YOUR INSTRUCTIONS: Copy, from the entries below, each line in which the string "Noise" appears.

PROVIDED INFORMATION:
####

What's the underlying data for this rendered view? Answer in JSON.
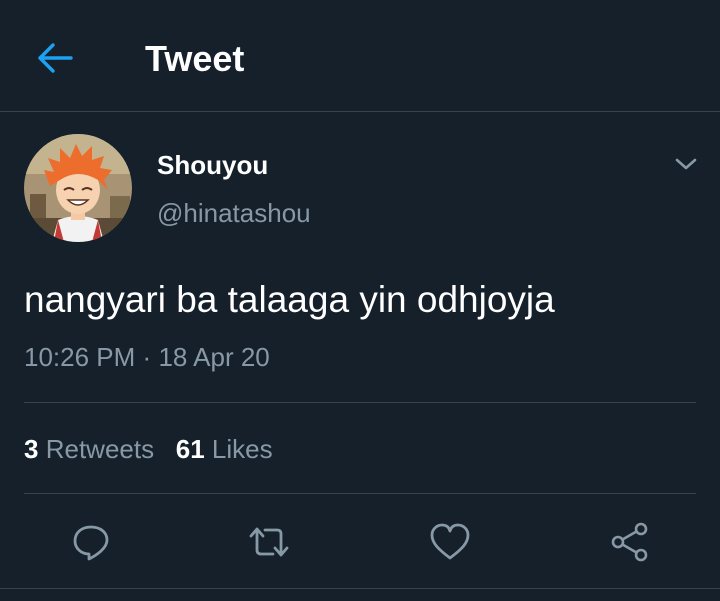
{
  "header": {
    "title": "Tweet",
    "back_icon": "arrow-left-icon"
  },
  "tweet": {
    "author": {
      "display_name": "Shouyou",
      "handle": "@hinatashou",
      "avatar": "avatar-orange-haired-character"
    },
    "text": "nangyari ba talaaga yin odhjoyja",
    "time": "10:26 PM",
    "separator": "·",
    "date": "18 Apr 20",
    "stats": {
      "retweets_count": "3",
      "retweets_label": "Retweets",
      "likes_count": "61",
      "likes_label": "Likes"
    },
    "actions": [
      "reply-icon",
      "retweet-icon",
      "like-icon",
      "share-icon"
    ]
  },
  "colors": {
    "background": "#15202b",
    "accent": "#1da1f2",
    "secondary_text": "#8899a6",
    "divider": "#38444d"
  }
}
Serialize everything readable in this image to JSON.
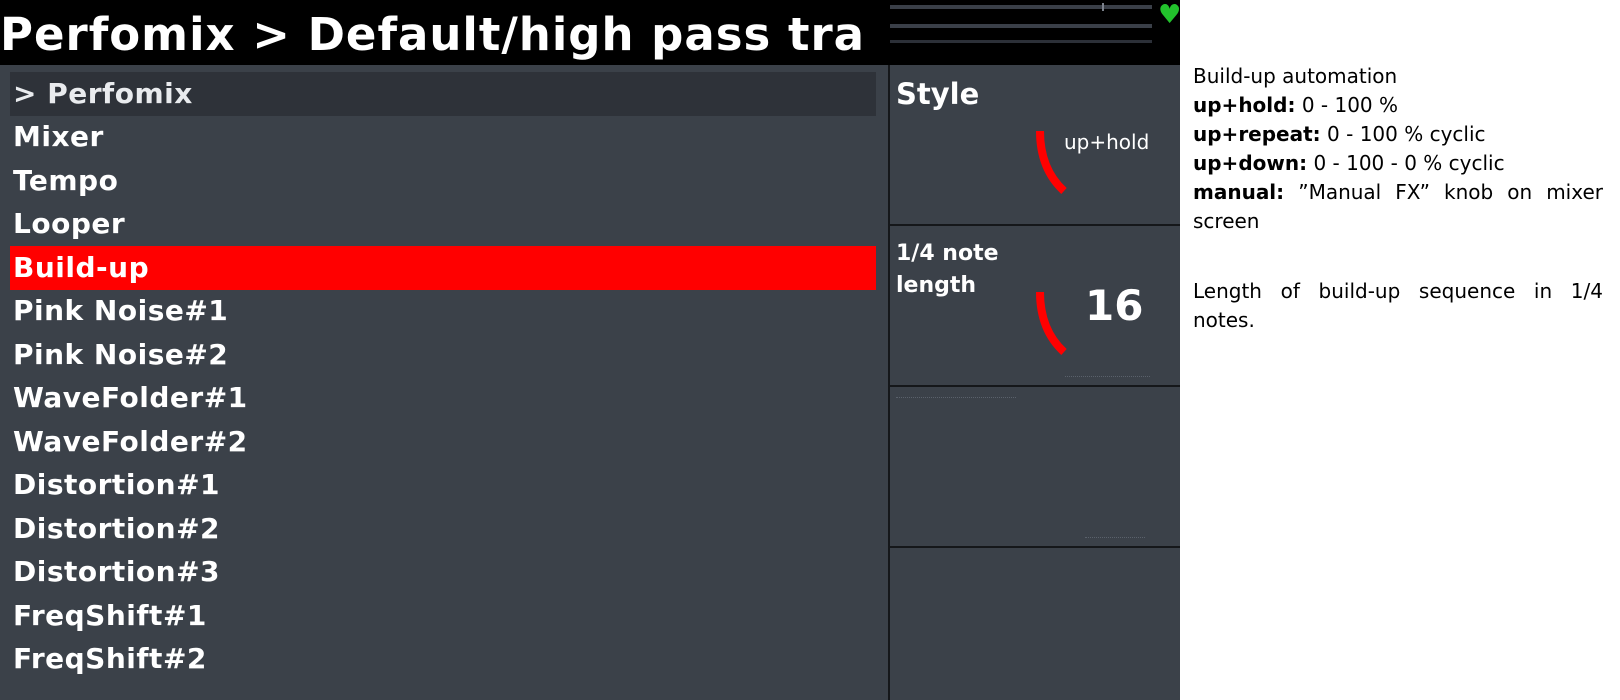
{
  "title": "Perfomix > Default/high pass tra",
  "menu": {
    "items": [
      {
        "label": "> Perfomix",
        "state": "header"
      },
      {
        "label": "Mixer",
        "state": "normal"
      },
      {
        "label": "Tempo",
        "state": "normal"
      },
      {
        "label": "Looper",
        "state": "normal"
      },
      {
        "label": "Build-up",
        "state": "selected"
      },
      {
        "label": "Pink Noise#1",
        "state": "normal"
      },
      {
        "label": "Pink Noise#2",
        "state": "normal"
      },
      {
        "label": "WaveFolder#1",
        "state": "normal"
      },
      {
        "label": "WaveFolder#2",
        "state": "normal"
      },
      {
        "label": "Distortion#1",
        "state": "normal"
      },
      {
        "label": "Distortion#2",
        "state": "normal"
      },
      {
        "label": "Distortion#3",
        "state": "normal"
      },
      {
        "label": "FreqShift#1",
        "state": "normal"
      },
      {
        "label": "FreqShift#2",
        "state": "normal"
      }
    ]
  },
  "params": {
    "style": {
      "label": "Style",
      "value": "up+hold"
    },
    "length": {
      "label_line1": "1/4 note",
      "label_line2": "length",
      "value": "16"
    }
  },
  "help": {
    "style": {
      "heading": "Build-up automation",
      "options": [
        {
          "key": "up+hold:",
          "desc": "0 - 100 %"
        },
        {
          "key": "up+repeat:",
          "desc": "0 - 100 % cyclic"
        },
        {
          "key": "up+down:",
          "desc": "0 - 100 - 0 % cyclic"
        },
        {
          "key": "manual:",
          "desc": "”Manual FX” knob on mixer screen"
        }
      ]
    },
    "length": "Length of build-up sequence in 1/4 notes."
  },
  "colors": {
    "accent": "#ff0000",
    "panel_bg": "#3b4149",
    "header_bg": "#2e3239",
    "heart": "#22c22c"
  },
  "icons": {
    "status": "heart-icon"
  }
}
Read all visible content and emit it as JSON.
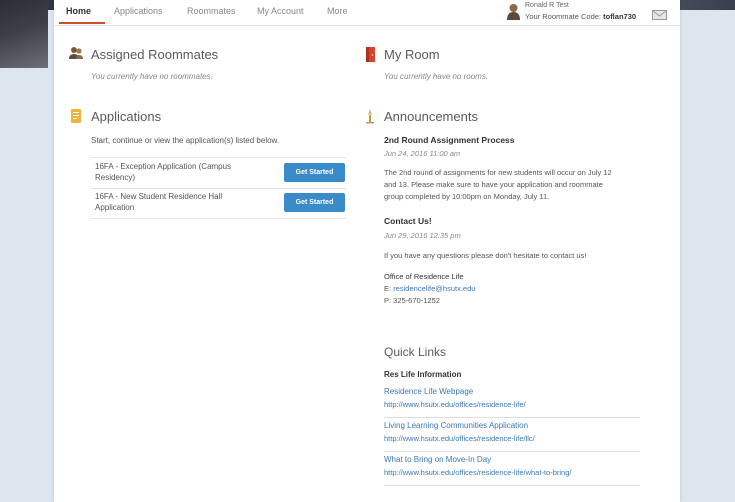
{
  "nav": {
    "tabs": [
      "Home",
      "Applications",
      "Roommates",
      "My Account",
      "More"
    ],
    "active": "Home"
  },
  "user": {
    "name": "Ronald R Test",
    "code_label": "Your Roommate Code:",
    "code": "toflan730"
  },
  "roommates": {
    "title": "Assigned Roommates",
    "empty_text": "You currently have no roommates."
  },
  "applications": {
    "title": "Applications",
    "intro": "Start, continue or view the application(s) listed below.",
    "items": [
      {
        "name_line1": "16FA - Exception Application (Campus",
        "name_line2": "Residency)",
        "button": "Get Started"
      },
      {
        "name_line1": "16FA - New Student Residence Hall",
        "name_line2": "Application",
        "button": "Get Started"
      }
    ]
  },
  "my_room": {
    "title": "My Room",
    "empty_text": "You currently have no rooms."
  },
  "announcements": {
    "title": "Announcements",
    "items": [
      {
        "title": "2nd Round Assignment Process",
        "date": "Jun 24, 2016 11:00 am",
        "body_lines": [
          "The 2nd round of assignments for new students will occur on July 12",
          "and 13. Please make sure to have your application and roommate",
          "group completed by 10:00pm on Monday, July 11."
        ]
      },
      {
        "title": "Contact Us!",
        "date": "Jun 29, 2016 12:35 pm",
        "body_lines": [
          "If you have any questions please don't hesitate to contact us!"
        ]
      }
    ],
    "office": {
      "name": "Office of Residence Life",
      "email_label": "E:",
      "email": "residencelife@hsutx.edu",
      "phone": "P: 325-670-1252"
    }
  },
  "quick_links": {
    "title": "Quick Links",
    "subtitle": "Res Life Information",
    "items": [
      {
        "name": "Residence Life Webpage",
        "url": "http://www.hsutx.edu/offices/residence-life/"
      },
      {
        "name": "Living Learning Communities Application",
        "url": "http://www.hsutx.edu/offices/residence-life/llc/"
      },
      {
        "name": "What to Bring on Move-In Day",
        "url": "http://www.hsutx.edu/offices/residence-life/what-to-bring/"
      }
    ]
  },
  "colors": {
    "accent": "#c8512a",
    "button": "#3a8bc9",
    "link": "#3a78b8",
    "page_bg": "#dde6ef"
  },
  "icons": [
    "roommates-icon",
    "applications-icon",
    "my-room-icon",
    "announcements-icon",
    "user-avatar-icon",
    "mail-icon"
  ]
}
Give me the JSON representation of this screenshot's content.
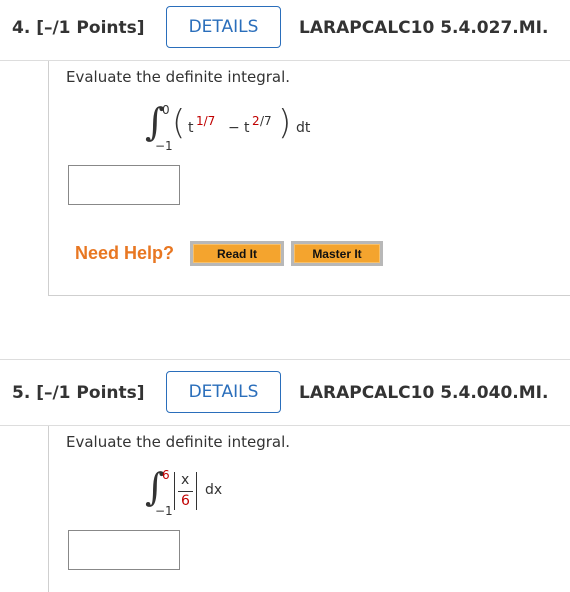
{
  "q4": {
    "number": "4.  [–/1 Points]",
    "details": "DETAILS",
    "code": "LARAPCALC10 5.4.027.MI.",
    "prompt": "Evaluate the definite integral.",
    "integral": {
      "upper": "0",
      "lower": "−1",
      "t": "t",
      "exp1": "1/7",
      "minus": "−",
      "t2": "t",
      "exp2_num": "2",
      "exp2_den": "/7",
      "dt": "dt"
    },
    "need_help": "Need Help?",
    "read_it": "Read It",
    "master_it": "Master It"
  },
  "q5": {
    "number": "5.  [–/1 Points]",
    "details": "DETAILS",
    "code": "LARAPCALC10 5.4.040.MI.",
    "prompt": "Evaluate the definite integral.",
    "integral": {
      "upper": "6",
      "lower": "−1",
      "num": "x",
      "den": "6",
      "dx": "dx"
    }
  }
}
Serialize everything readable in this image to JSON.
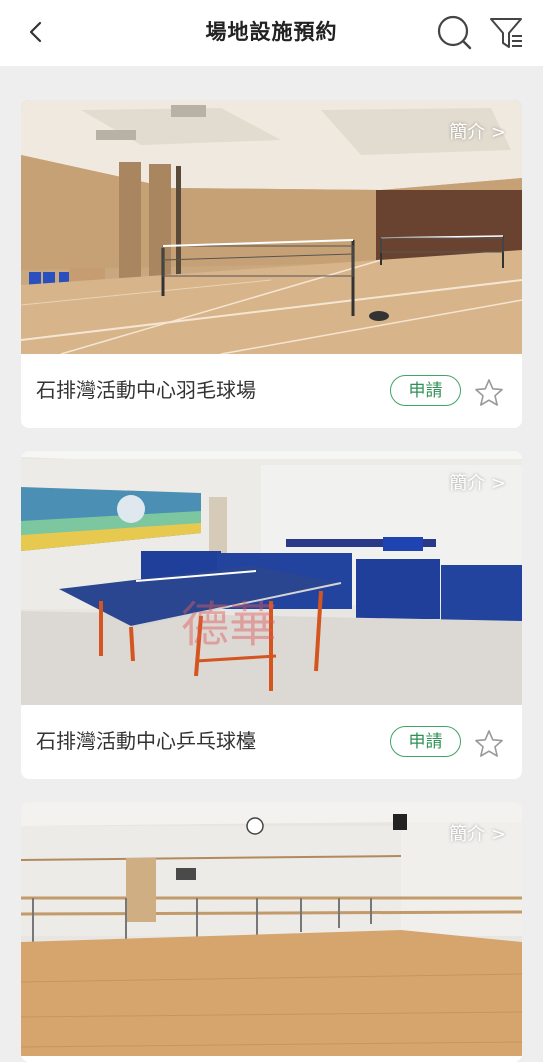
{
  "header": {
    "title": "場地設施預約",
    "back_icon": "chevron-left-icon",
    "search_icon": "search-icon",
    "filter_icon": "filter-icon"
  },
  "facilities": [
    {
      "name": "石排灣活動中心羽毛球場",
      "intro_label": "簡介 >",
      "apply_label": "申請",
      "favorite_icon": "star-outline-icon"
    },
    {
      "name": "石排灣活動中心乒乓球檯",
      "intro_label": "簡介 >",
      "apply_label": "申請",
      "favorite_icon": "star-outline-icon",
      "watermark": "德華"
    },
    {
      "name": "",
      "intro_label": "簡介 >"
    }
  ],
  "colors": {
    "accent_green": "#41a466",
    "background": "#eeeeee",
    "card": "#ffffff"
  }
}
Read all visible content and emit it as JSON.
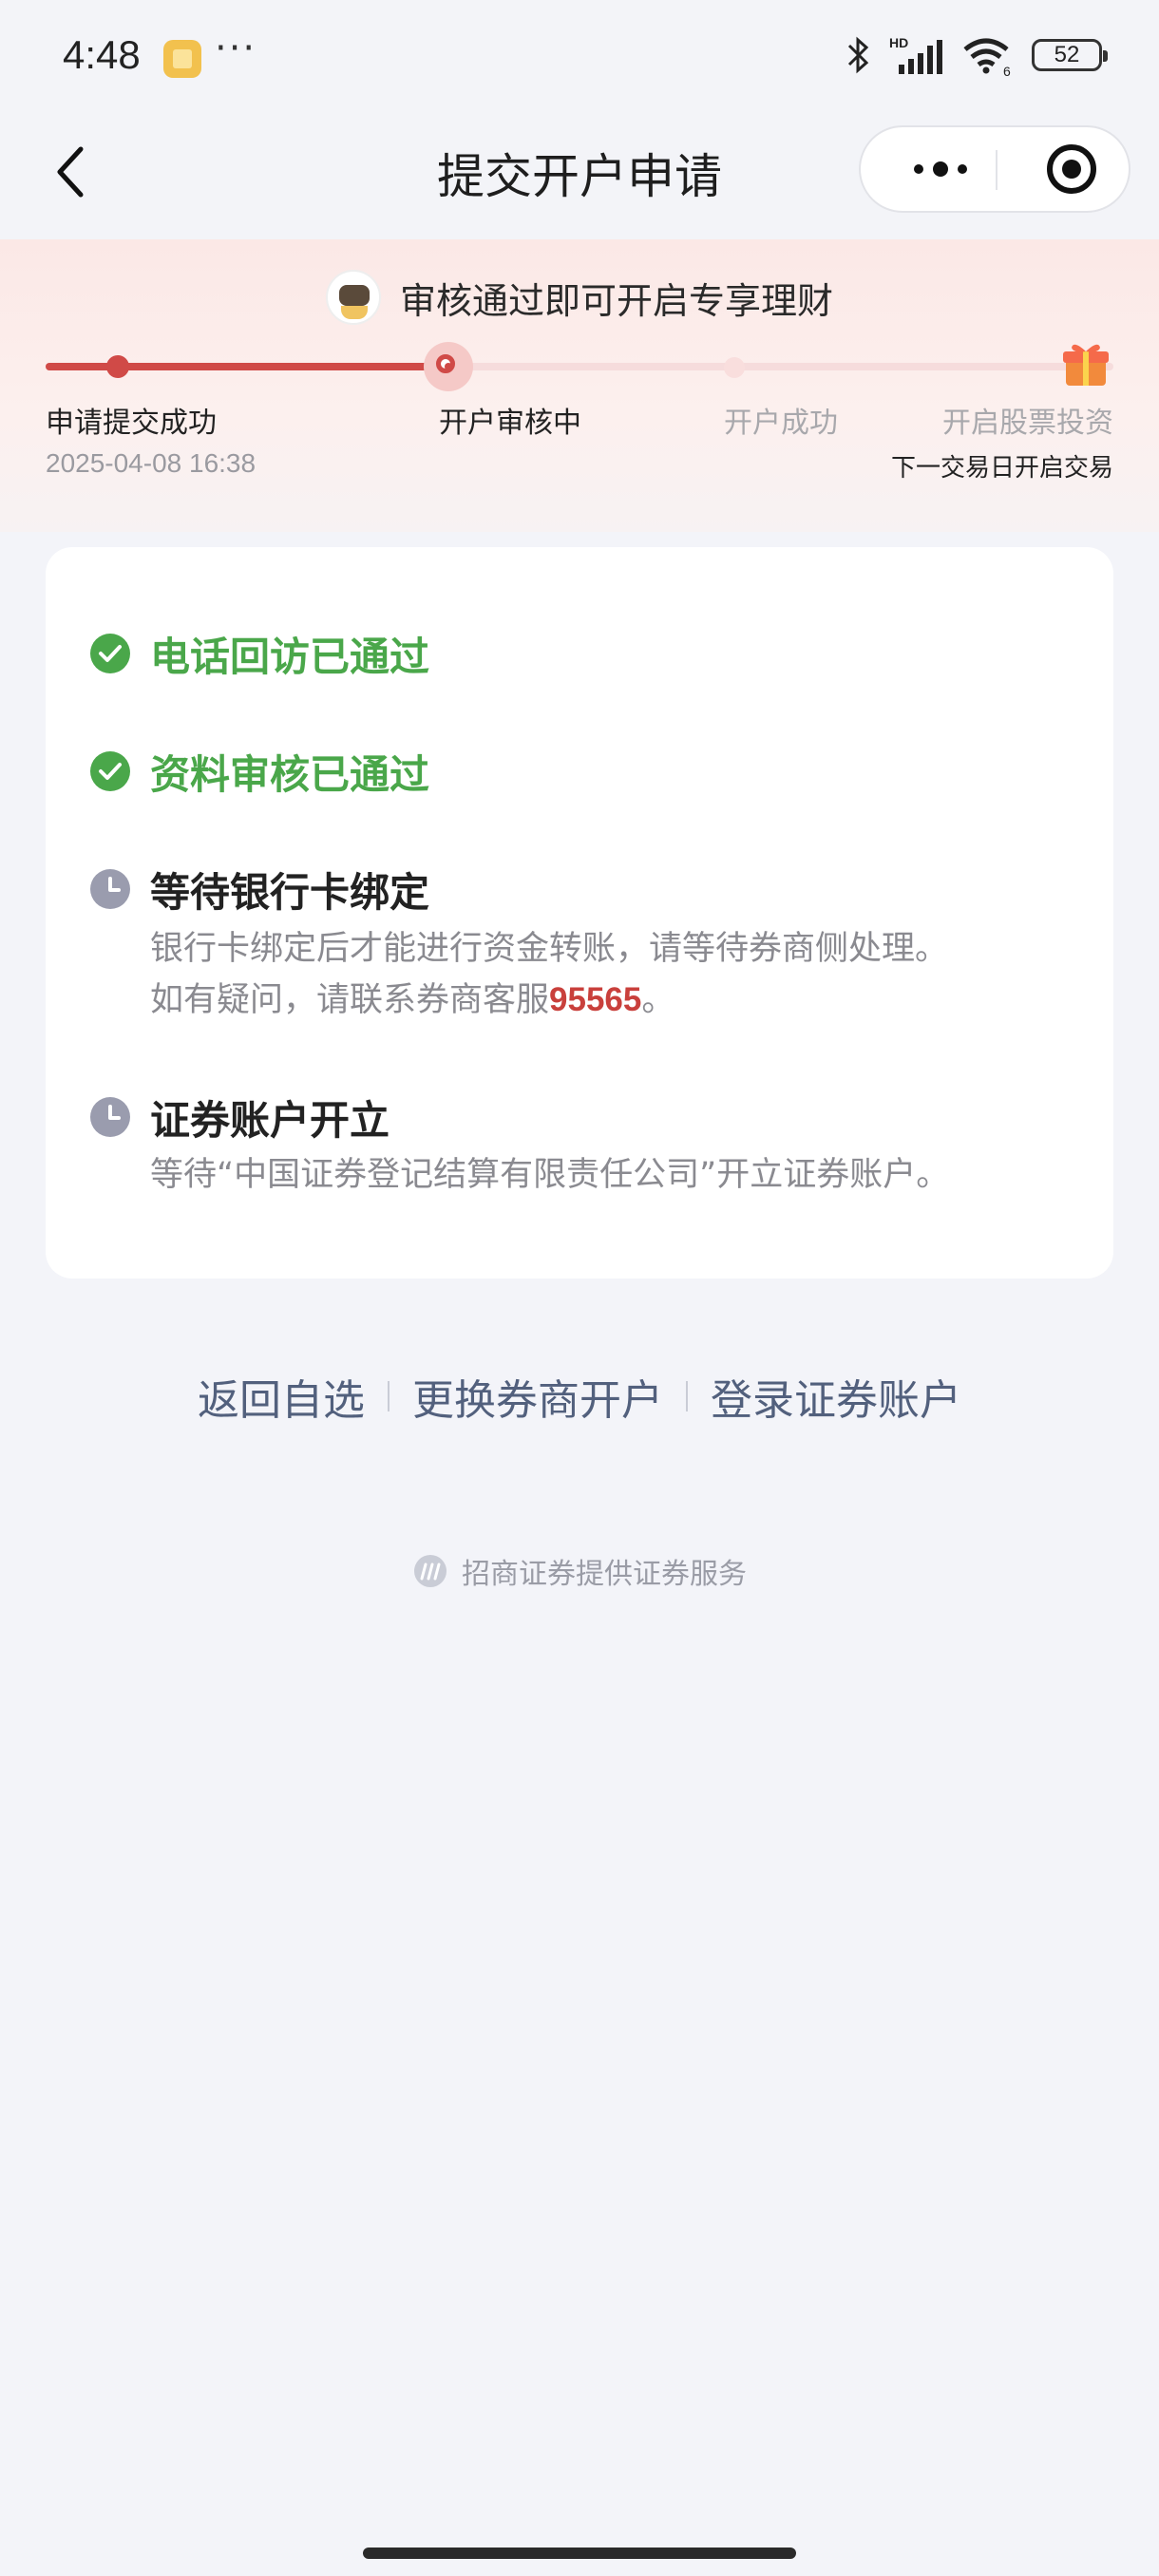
{
  "status_bar": {
    "time": "4:48",
    "dots": "···",
    "battery": "52",
    "icons": [
      "app-notification-icon",
      "bluetooth-icon",
      "signal-icon",
      "wifi-icon",
      "battery-icon"
    ]
  },
  "nav": {
    "title": "提交开户申请",
    "back_icon": "chevron-left-icon",
    "more_icon": "more-icon",
    "close_icon": "target-close-icon"
  },
  "progress": {
    "promo_text": "审核通过即可开启专享理财",
    "steps": [
      {
        "label": "申请提交成功",
        "sub": "2025-04-08 16:38",
        "state": "done"
      },
      {
        "label": "开户审核中",
        "sub": "",
        "state": "current"
      },
      {
        "label": "开户成功",
        "sub": "",
        "state": "pending"
      },
      {
        "label": "开启股票投资",
        "sub": "下一交易日开启交易",
        "state": "pending"
      }
    ],
    "fill_fraction": 0.375,
    "active_color": "#d04a47"
  },
  "checklist": {
    "items": [
      {
        "title": "电话回访已通过",
        "status": "done"
      },
      {
        "title": "资料审核已通过",
        "status": "done"
      },
      {
        "title": "等待银行卡绑定",
        "status": "waiting",
        "desc_line1": "银行卡绑定后才能进行资金转账，请等待券商侧处理。",
        "desc_line2_prefix": "如有疑问，请联系券商客服",
        "hotline": "95565",
        "desc_line2_suffix": "。"
      },
      {
        "title": "证券账户开立",
        "status": "waiting",
        "desc_line1": "等待“中国证券登记结算有限责任公司”开立证券账户。"
      }
    ],
    "done_color": "#4aa74a",
    "waiting_color": "#9a9cae"
  },
  "links": {
    "back_to_watchlist": "返回自选",
    "change_broker": "更换券商开户",
    "login_account": "登录证券账户"
  },
  "footer": {
    "text": "招商证券提供证券服务"
  }
}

####

WRITTEN REPLY:
        "label": "Pink Noise#1",
        "label": "Pink Noise#2",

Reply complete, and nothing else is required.